Direction — Find every line below that contains the word "color" and copy it out.

(Figure record extracts)
>>>>

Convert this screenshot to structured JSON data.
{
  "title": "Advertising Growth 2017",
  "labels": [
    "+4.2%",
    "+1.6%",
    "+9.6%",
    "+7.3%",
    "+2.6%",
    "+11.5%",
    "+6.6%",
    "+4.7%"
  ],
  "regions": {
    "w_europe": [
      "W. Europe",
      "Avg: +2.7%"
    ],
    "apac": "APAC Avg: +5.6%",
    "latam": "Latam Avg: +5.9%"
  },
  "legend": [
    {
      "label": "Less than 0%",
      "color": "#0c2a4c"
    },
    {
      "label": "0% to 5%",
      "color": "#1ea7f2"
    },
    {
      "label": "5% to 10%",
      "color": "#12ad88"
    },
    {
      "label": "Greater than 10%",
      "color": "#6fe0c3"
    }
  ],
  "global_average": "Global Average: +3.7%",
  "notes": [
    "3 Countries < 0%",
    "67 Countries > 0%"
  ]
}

<<<<

Solution —
      "color": "#0c2a4c"
      "color": "#1ea7f2"
      "color": "#12ad88"
      "color": "#6fe0c3"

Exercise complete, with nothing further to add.